[Rows from a dataset]

....

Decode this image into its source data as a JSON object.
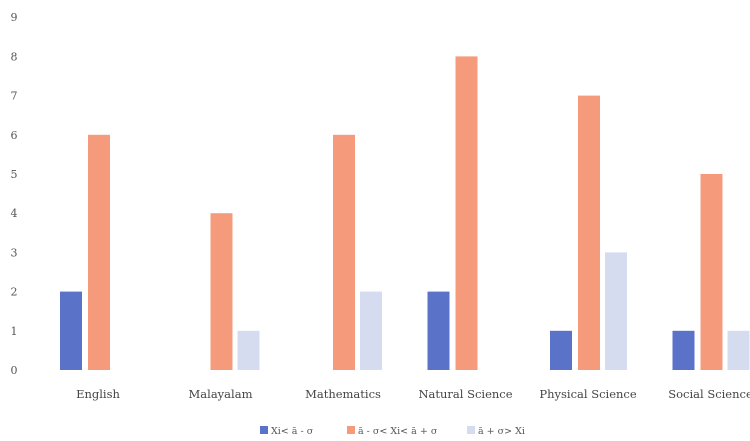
{
  "chart_data": {
    "type": "bar",
    "categories": [
      "English",
      "Malayalam",
      "Mathematics",
      "Natural Science",
      "Physical Science",
      "Social Science"
    ],
    "series": [
      {
        "name": "Xi< ā - σ",
        "color": "#5b72c9",
        "values": [
          2,
          0,
          0,
          2,
          1,
          1
        ]
      },
      {
        "name": "ā - σ< Xi< ā + σ",
        "color": "#f59b7c",
        "values": [
          6,
          4,
          6,
          8,
          7,
          5
        ]
      },
      {
        "name": "ā + σ> Xi",
        "color": "#d6dcf0",
        "values": [
          0,
          1,
          2,
          0,
          3,
          1
        ]
      }
    ],
    "ylim": [
      0,
      9
    ],
    "yticks": [
      "0",
      "1",
      "2",
      "3",
      "4",
      "5",
      "6",
      "7",
      "8",
      "9"
    ],
    "grid": false,
    "legend_position": "bottom-center",
    "title": "",
    "xlabel": "",
    "ylabel": ""
  }
}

....

### Directions
Apart from the pictures, the entries above are to be repeated in full and exactly.

### Result of the exercise
Decode this image into its source data as a JSON object.
{
  "chart_data": {
    "type": "bar",
    "categories": [
      "English",
      "Malayalam",
      "Mathematics",
      "Natural Science",
      "Physical Science",
      "Social Science"
    ],
    "series": [
      {
        "name": "Xi< ā - σ",
        "color": "#5b72c9",
        "values": [
          2,
          0,
          0,
          2,
          1,
          1
        ]
      },
      {
        "name": "ā - σ< Xi< ā + σ",
        "color": "#f59b7c",
        "values": [
          6,
          4,
          6,
          8,
          7,
          5
        ]
      },
      {
        "name": "ā + σ> Xi",
        "color": "#d6dcf0",
        "values": [
          0,
          1,
          2,
          0,
          3,
          1
        ]
      }
    ],
    "ylim": [
      0,
      9
    ],
    "yticks": [
      "0",
      "1",
      "2",
      "3",
      "4",
      "5",
      "6",
      "7",
      "8",
      "9"
    ],
    "grid": false,
    "legend_position": "bottom-center",
    "title": "",
    "xlabel": "",
    "ylabel": ""
  }
}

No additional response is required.